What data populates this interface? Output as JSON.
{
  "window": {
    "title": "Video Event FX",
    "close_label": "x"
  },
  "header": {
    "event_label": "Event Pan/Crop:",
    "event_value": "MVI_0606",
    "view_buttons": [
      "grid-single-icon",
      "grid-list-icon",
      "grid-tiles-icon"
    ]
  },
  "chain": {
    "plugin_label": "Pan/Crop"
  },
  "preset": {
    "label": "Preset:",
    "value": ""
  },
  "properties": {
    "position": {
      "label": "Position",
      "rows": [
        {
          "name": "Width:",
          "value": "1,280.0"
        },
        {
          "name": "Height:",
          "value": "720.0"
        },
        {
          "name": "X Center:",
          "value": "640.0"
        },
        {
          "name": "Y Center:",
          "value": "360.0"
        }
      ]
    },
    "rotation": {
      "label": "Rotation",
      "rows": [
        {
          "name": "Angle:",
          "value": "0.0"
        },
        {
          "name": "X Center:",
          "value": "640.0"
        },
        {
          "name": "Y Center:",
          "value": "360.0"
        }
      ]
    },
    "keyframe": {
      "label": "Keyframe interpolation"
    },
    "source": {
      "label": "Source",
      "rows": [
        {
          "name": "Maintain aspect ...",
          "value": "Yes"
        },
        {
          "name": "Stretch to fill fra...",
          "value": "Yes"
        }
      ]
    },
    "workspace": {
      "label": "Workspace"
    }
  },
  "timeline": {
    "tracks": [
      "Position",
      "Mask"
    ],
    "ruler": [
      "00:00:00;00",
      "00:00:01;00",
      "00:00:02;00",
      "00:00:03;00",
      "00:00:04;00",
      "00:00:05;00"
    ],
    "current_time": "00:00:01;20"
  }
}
------------
▶ [The task]:
Your task is to repeat every line exactly.

▶ [The reply]:
What data populates this interface? Output as JSON.
{
  "window": {
    "title": "Video Event FX",
    "close_label": "x"
  },
  "header": {
    "event_label": "Event Pan/Crop:",
    "event_value": "MVI_0606",
    "view_buttons": [
      "grid-single-icon",
      "grid-list-icon",
      "grid-tiles-icon"
    ]
  },
  "chain": {
    "plugin_label": "Pan/Crop"
  },
  "preset": {
    "label": "Preset:",
    "value": ""
  },
  "properties": {
    "position": {
      "label": "Position",
      "rows": [
        {
          "name": "Width:",
          "value": "1,280.0"
        },
        {
          "name": "Height:",
          "value": "720.0"
        },
        {
          "name": "X Center:",
          "value": "640.0"
        },
        {
          "name": "Y Center:",
          "value": "360.0"
        }
      ]
    },
    "rotation": {
      "label": "Rotation",
      "rows": [
        {
          "name": "Angle:",
          "value": "0.0"
        },
        {
          "name": "X Center:",
          "value": "640.0"
        },
        {
          "name": "Y Center:",
          "value": "360.0"
        }
      ]
    },
    "keyframe": {
      "label": "Keyframe interpolation"
    },
    "source": {
      "label": "Source",
      "rows": [
        {
          "name": "Maintain aspect ...",
          "value": "Yes"
        },
        {
          "name": "Stretch to fill fra...",
          "value": "Yes"
        }
      ]
    },
    "workspace": {
      "label": "Workspace"
    }
  },
  "timeline": {
    "tracks": [
      "Position",
      "Mask"
    ],
    "ruler": [
      "00:00:00;00",
      "00:00:01;00",
      "00:00:02;00",
      "00:00:03;00",
      "00:00:04;00",
      "00:00:05;00"
    ],
    "current_time": "00:00:01;20"
  }
}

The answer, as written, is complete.